[Aim] Without including any pictures, write out all the entries exactly.

(Stored data)
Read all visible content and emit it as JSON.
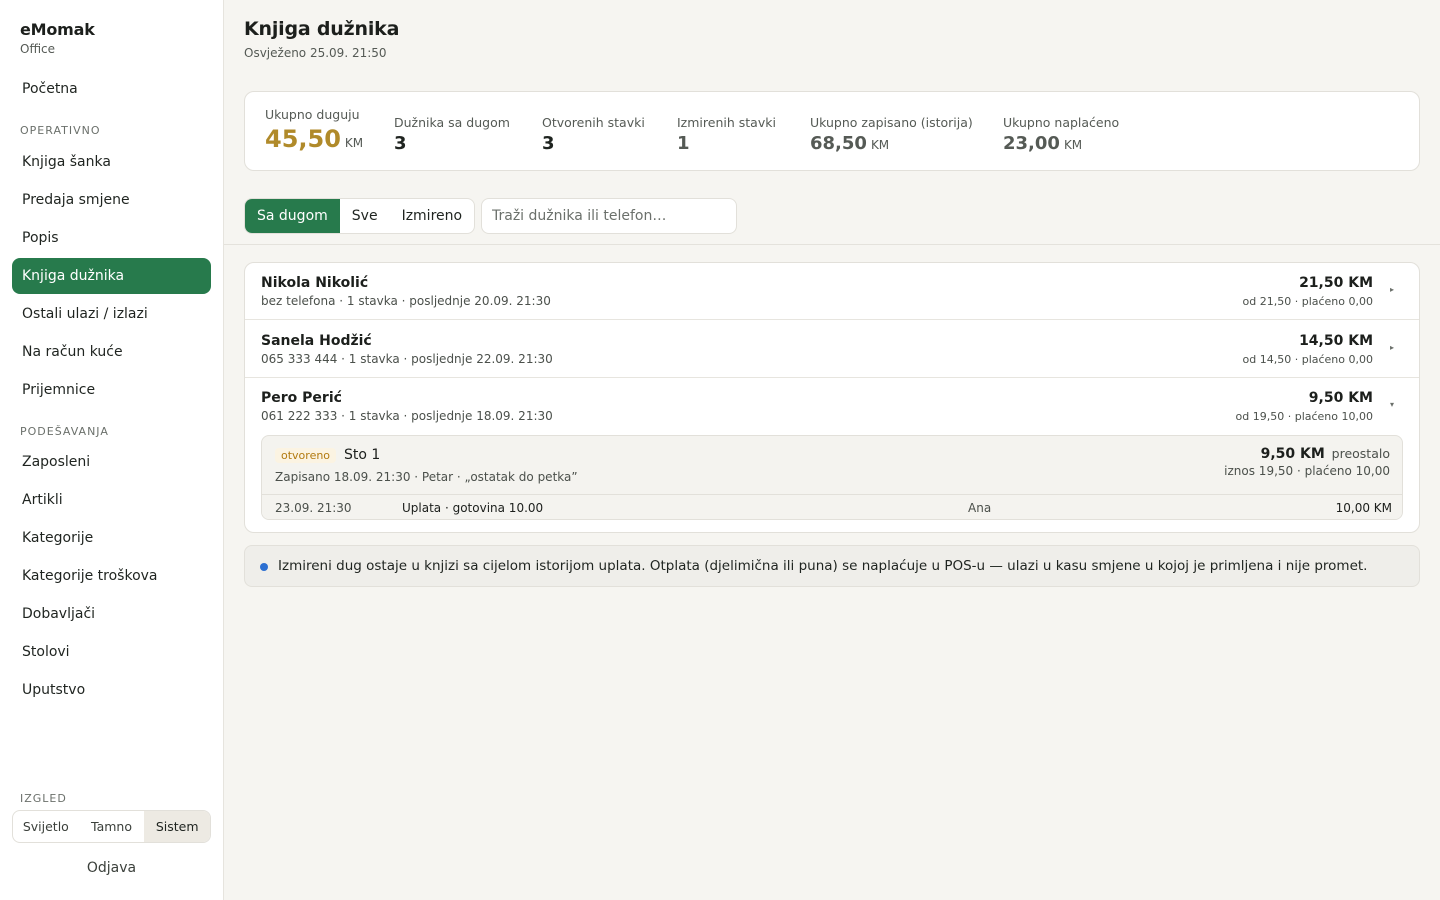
{
  "brand": {
    "name": "eMomak",
    "sub": "Office"
  },
  "nav": {
    "home": "Početna",
    "section_operational": "OPERATIVNO",
    "operational": [
      "Knjiga šanka",
      "Predaja smjene",
      "Popis",
      "Knjiga dužnika",
      "Ostali ulazi / izlazi",
      "Na račun kuće",
      "Prijemnice"
    ],
    "section_settings": "PODEŠAVANJA",
    "settings": [
      "Zaposleni",
      "Artikli",
      "Kategorije",
      "Kategorije troškova",
      "Dobavljači",
      "Stolovi",
      "Uputstvo"
    ],
    "active_item": "Knjiga dužnika"
  },
  "appearance": {
    "label": "IZGLED",
    "options": [
      "Svijetlo",
      "Tamno",
      "Sistem"
    ],
    "selected": "Sistem"
  },
  "logout_label": "Odjava",
  "header": {
    "title": "Knjiga dužnika",
    "refreshed": "Osvježeno 25.09. 21:50"
  },
  "stats": [
    {
      "label": "Ukupno duguju",
      "value": "45,50",
      "unit": "KM"
    },
    {
      "label": "Dužnika sa dugom",
      "value": "3"
    },
    {
      "label": "Otvorenih stavki",
      "value": "3"
    },
    {
      "label": "Izmirenih stavki",
      "value": "1"
    },
    {
      "label": "Ukupno zapisano (istorija)",
      "value": "68,50",
      "unit": "KM"
    },
    {
      "label": "Ukupno naplaćeno",
      "value": "23,00",
      "unit": "KM"
    }
  ],
  "filters": {
    "tabs": [
      "Sa dugom",
      "Sve",
      "Izmireno"
    ],
    "selected": "Sa dugom"
  },
  "search": {
    "placeholder": "Traži dužnika ili telefon…",
    "value": ""
  },
  "debtors": [
    {
      "name": "Nikola Nikolić",
      "meta": "bez telefona · 1 stavka · posljednje 20.09. 21:30",
      "amount": "21,50 KM",
      "sub": "od 21,50 · plaćeno 0,00",
      "expanded": false
    },
    {
      "name": "Sanela Hodžić",
      "meta": "065 333 444 · 1 stavka · posljednje 22.09. 21:30",
      "amount": "14,50 KM",
      "sub": "od 14,50 · plaćeno 0,00",
      "expanded": false
    },
    {
      "name": "Pero Perić",
      "meta": "061 222 333 · 1 stavka · posljednje 18.09. 21:30",
      "amount": "9,50 KM",
      "sub": "od 19,50 · plaćeno 10,00",
      "expanded": true
    }
  ],
  "open_item": {
    "status": "otvoreno",
    "title": "Sto 1",
    "meta": "Zapisano 18.09. 21:30 · Petar · „ostatak do petka”",
    "remaining_amount": "9,50 KM",
    "remaining_label": "preostalo",
    "sub": "iznos 19,50 · plaćeno 10,00",
    "status_color": "#b27a10"
  },
  "payment": {
    "date": "23.09. 21:30",
    "desc": "Uplata · gotovina 10.00",
    "user": "Ana",
    "amount": "10,00 KM"
  },
  "info_text": "Izmireni dug ostaje u knjizi sa cijelom istorijom uplata. Otplata (djelimična ili puna) se naplaćuje u POS-u — ulazi u kasu smjene u kojoj je primljena i nije promet.",
  "colors": {
    "accent": "#277a4c",
    "total_debt": "#b08a2a",
    "info_dot": "#2c6fd1"
  }
}
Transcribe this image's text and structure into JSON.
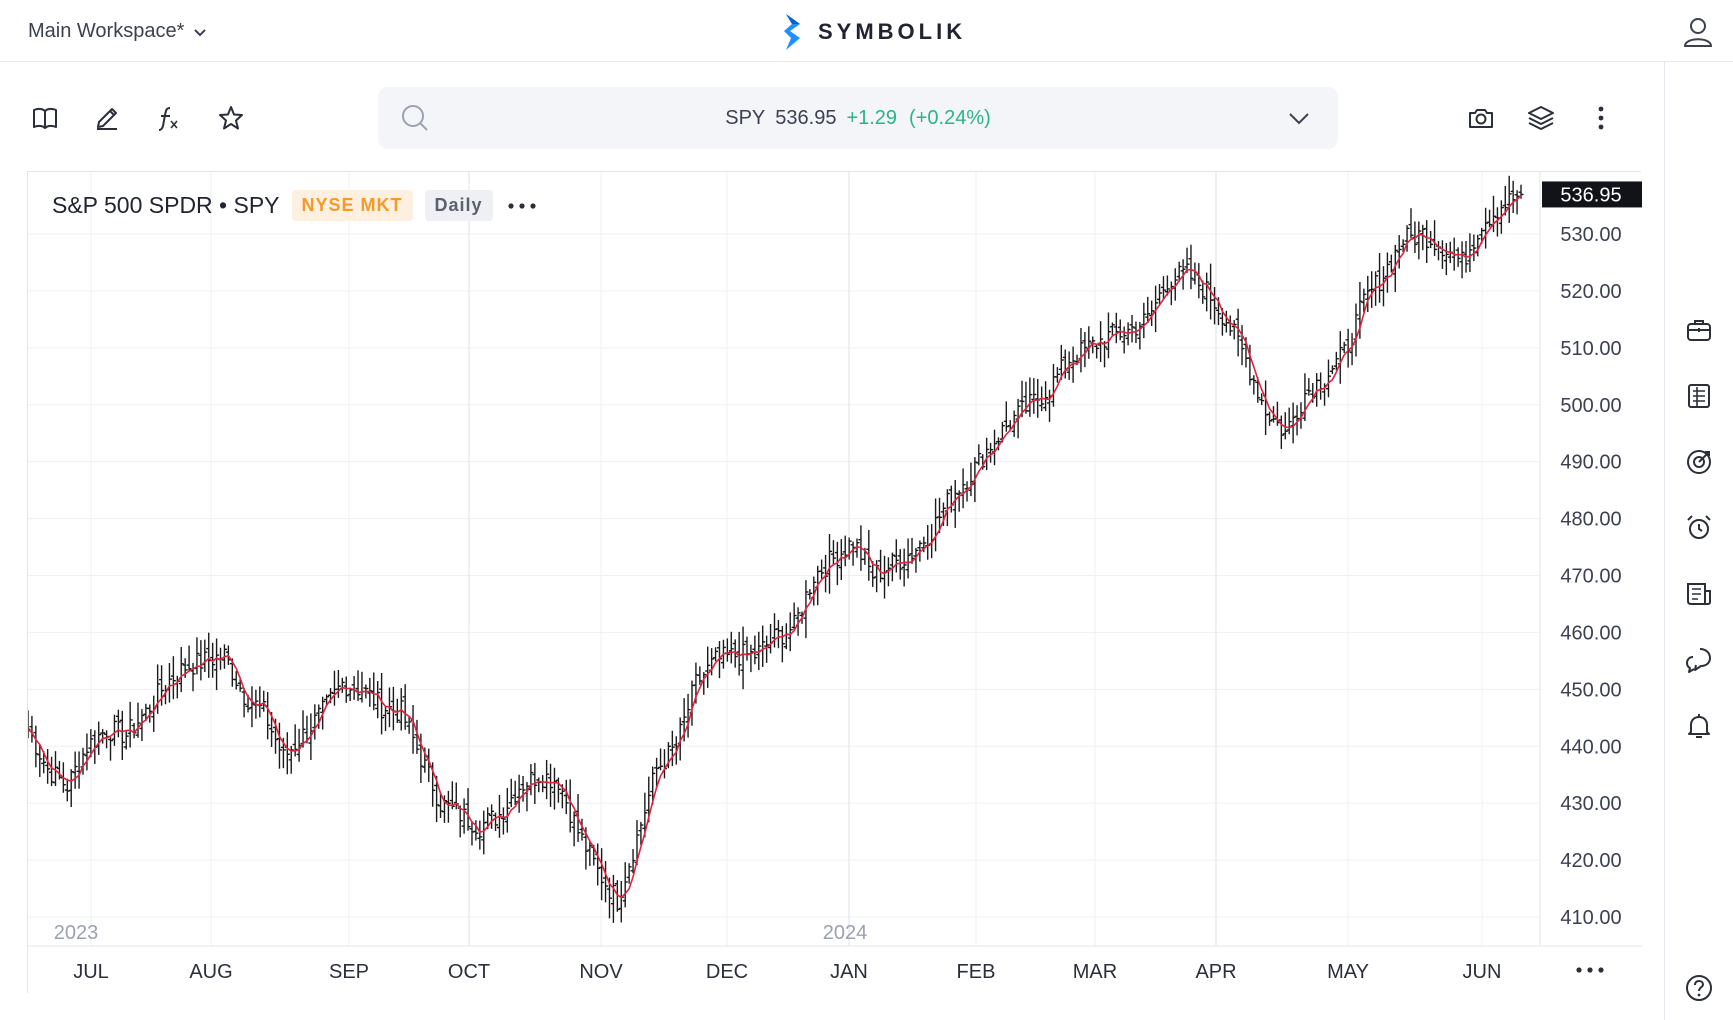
{
  "app": {
    "workspace_label": "Main Workspace*",
    "brand_name": "SYMBOLIK",
    "brand_color": "#1e90ff"
  },
  "toolbar": {
    "left_icons": [
      "book-icon",
      "pencil-icon",
      "function-icon",
      "star-icon"
    ],
    "right_icons": [
      "camera-icon",
      "layers-icon",
      "more-vertical-icon"
    ]
  },
  "quote": {
    "symbol": "SPY",
    "price": "536.95",
    "change": "+1.29",
    "change_pct": "(+0.24%)",
    "up_color": "#2bb38a"
  },
  "legend": {
    "title": "S&P 500 SPDR • SPY",
    "exchange": "NYSE MKT",
    "interval": "Daily"
  },
  "right_rail": {
    "icons": [
      "briefcase-icon",
      "list-icon",
      "target-icon",
      "alarm-clock-icon",
      "news-icon",
      "chat-icon",
      "bell-icon",
      "help-icon"
    ]
  },
  "chart_data": {
    "type": "ohlc",
    "interval": "Daily",
    "overlay": "moving average (red line)",
    "ylim": [
      406,
      540
    ],
    "y_ticks": [
      "530.00",
      "520.00",
      "510.00",
      "500.00",
      "490.00",
      "480.00",
      "470.00",
      "460.00",
      "450.00",
      "440.00",
      "430.00",
      "420.00",
      "410.00"
    ],
    "y_tick_values": [
      530,
      520,
      510,
      500,
      490,
      480,
      470,
      460,
      450,
      440,
      430,
      420,
      410
    ],
    "x_tick_labels": [
      "JUL",
      "AUG",
      "SEP",
      "OCT",
      "NOV",
      "DEC",
      "JAN",
      "FEB",
      "MAR",
      "APR",
      "MAY",
      "JUN"
    ],
    "year_labels": [
      "2023",
      "2024"
    ],
    "last_price_label": "536.95",
    "last_price": 536.95,
    "date_range": [
      "2023-06-26",
      "2024-06-14"
    ],
    "closes_weekly_approx": [
      443,
      436,
      433,
      440,
      443,
      442,
      446,
      451,
      454,
      455,
      456,
      449,
      446,
      438,
      442,
      446,
      451,
      450,
      447,
      446,
      438,
      430,
      428,
      426,
      428,
      433,
      435,
      434,
      425,
      418,
      413,
      424,
      436,
      440,
      451,
      455,
      456,
      456,
      459,
      461,
      470,
      473,
      476,
      470,
      472,
      474,
      478,
      484,
      488,
      493,
      497,
      500,
      503,
      508,
      510,
      512,
      513,
      515,
      522,
      523,
      520,
      515,
      508,
      499,
      495,
      502,
      505,
      509,
      518,
      523,
      529,
      530,
      528,
      525,
      532,
      535,
      536.95
    ],
    "series_colors": {
      "bars": "#1a1a1a",
      "moving_average": "#e0233d"
    }
  }
}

[Task answer]
Read all visible content and emit it as JSON.
{
  "brand": {
    "name": "eMomak",
    "sub": "Office"
  },
  "nav": {
    "home": "Početna",
    "section_operational": "OPERATIVNO",
    "operational": [
      "Knjiga šanka",
      "Predaja smjene",
      "Popis",
      "Knjiga dužnika",
      "Ostali ulazi / izlazi",
      "Na račun kuće",
      "Prijemnice"
    ],
    "section_settings": "PODEŠAVANJA",
    "settings": [
      "Zaposleni",
      "Artikli",
      "Kategorije",
      "Kategorije troškova",
      "Dobavljači",
      "Stolovi",
      "Uputstvo"
    ],
    "active_item": "Knjiga dužnika"
  },
  "appearance": {
    "label": "IZGLED",
    "options": [
      "Svijetlo",
      "Tamno",
      "Sistem"
    ],
    "selected": "Sistem"
  },
  "logout_label": "Odjava",
  "header": {
    "title": "Knjiga dužnika",
    "refreshed": "Osvježeno 25.09. 21:50"
  },
  "stats": [
    {
      "label": "Ukupno duguju",
      "value": "45,50",
      "unit": "KM"
    },
    {
      "label": "Dužnika sa dugom",
      "value": "3"
    },
    {
      "label": "Otvorenih stavki",
      "value": "3"
    },
    {
      "label": "Izmirenih stavki",
      "value": "1"
    },
    {
      "label": "Ukupno zapisano (istorija)",
      "value": "68,50",
      "unit": "KM"
    },
    {
      "label": "Ukupno naplaćeno",
      "value": "23,00",
      "unit": "KM"
    }
  ],
  "filters": {
    "tabs": [
      "Sa dugom",
      "Sve",
      "Izmireno"
    ],
    "selected": "Sa dugom"
  },
  "search": {
    "placeholder": "Traži dužnika ili telefon…",
    "value": ""
  },
  "debtors": [
    {
      "name": "Nikola Nikolić",
      "meta": "bez telefona · 1 stavka · posljednje 20.09. 21:30",
      "amount": "21,50 KM",
      "sub": "od 21,50 · plaćeno 0,00",
      "expanded": false
    },
    {
      "name": "Sanela Hodžić",
      "meta": "065 333 444 · 1 stavka · posljednje 22.09. 21:30",
      "amount": "14,50 KM",
      "sub": "od 14,50 · plaćeno 0,00",
      "expanded": false
    },
    {
      "name": "Pero Perić",
      "meta": "061 222 333 · 1 stavka · posljednje 18.09. 21:30",
      "amount": "9,50 KM",
      "sub": "od 19,50 · plaćeno 10,00",
      "expanded": true
    }
  ],
  "open_item": {
    "status": "otvoreno",
    "title": "Sto 1",
    "meta": "Zapisano 18.09. 21:30 · Petar · „ostatak do petka”",
    "remaining_amount": "9,50 KM",
    "remaining_label": "preostalo",
    "sub": "iznos 19,50 · plaćeno 10,00",
    "status_color": "#b27a10"
  },
  "payment": {
    "date": "23.09. 21:30",
    "desc": "Uplata · gotovina 10.00",
    "user": "Ana",
    "amount": "10,00 KM"
  },
  "info_text": "Izmireni dug ostaje u knjizi sa cijelom istorijom uplata. Otplata (djelimična ili puna) se naplaćuje u POS-u — ulazi u kasu smjene u kojoj je primljena i nije promet.",
  "colors": {
    "accent": "#277a4c",
    "total_debt": "#b08a2a",
    "info_dot": "#2c6fd1"
  }
}
Transcribe this image's text and structure into JSON.
{
  "app": {
    "workspace_label": "Main Workspace*",
    "brand_name": "SYMBOLIK",
    "brand_color": "#1e90ff"
  },
  "toolbar": {
    "left_icons": [
      "book-icon",
      "pencil-icon",
      "function-icon",
      "star-icon"
    ],
    "right_icons": [
      "camera-icon",
      "layers-icon",
      "more-vertical-icon"
    ]
  },
  "quote": {
    "symbol": "SPY",
    "price": "536.95",
    "change": "+1.29",
    "change_pct": "(+0.24%)",
    "up_color": "#2bb38a"
  },
  "legend": {
    "title": "S&P 500 SPDR • SPY",
    "exchange": "NYSE MKT",
    "interval": "Daily"
  },
  "right_rail": {
    "icons": [
      "briefcase-icon",
      "list-icon",
      "target-icon",
      "alarm-clock-icon",
      "news-icon",
      "chat-icon",
      "bell-icon",
      "help-icon"
    ]
  },
  "chart_data": {
    "type": "ohlc",
    "interval": "Daily",
    "overlay": "moving average (red line)",
    "ylim": [
      406,
      540
    ],
    "y_ticks": [
      "530.00",
      "520.00",
      "510.00",
      "500.00",
      "490.00",
      "480.00",
      "470.00",
      "460.00",
      "450.00",
      "440.00",
      "430.00",
      "420.00",
      "410.00"
    ],
    "y_tick_values": [
      530,
      520,
      510,
      500,
      490,
      480,
      470,
      460,
      450,
      440,
      430,
      420,
      410
    ],
    "x_tick_labels": [
      "JUL",
      "AUG",
      "SEP",
      "OCT",
      "NOV",
      "DEC",
      "JAN",
      "FEB",
      "MAR",
      "APR",
      "MAY",
      "JUN"
    ],
    "year_labels": [
      "2023",
      "2024"
    ],
    "last_price_label": "536.95",
    "last_price": 536.95,
    "date_range": [
      "2023-06-26",
      "2024-06-14"
    ],
    "closes_weekly_approx": [
      443,
      436,
      433,
      440,
      443,
      442,
      446,
      451,
      454,
      455,
      456,
      449,
      446,
      438,
      442,
      446,
      451,
      450,
      447,
      446,
      438,
      430,
      428,
      426,
      428,
      433,
      435,
      434,
      425,
      418,
      413,
      424,
      436,
      440,
      451,
      455,
      456,
      456,
      459,
      461,
      470,
      473,
      476,
      470,
      472,
      474,
      478,
      484,
      488,
      493,
      497,
      500,
      503,
      508,
      510,
      512,
      513,
      515,
      522,
      523,
      520,
      515,
      508,
      499,
      495,
      502,
      505,
      509,
      518,
      523,
      529,
      530,
      528,
      525,
      532,
      535,
      536.95
    ],
    "series_colors": {
      "bars": "#1a1a1a",
      "moving_average": "#e0233d"
    }
  }
}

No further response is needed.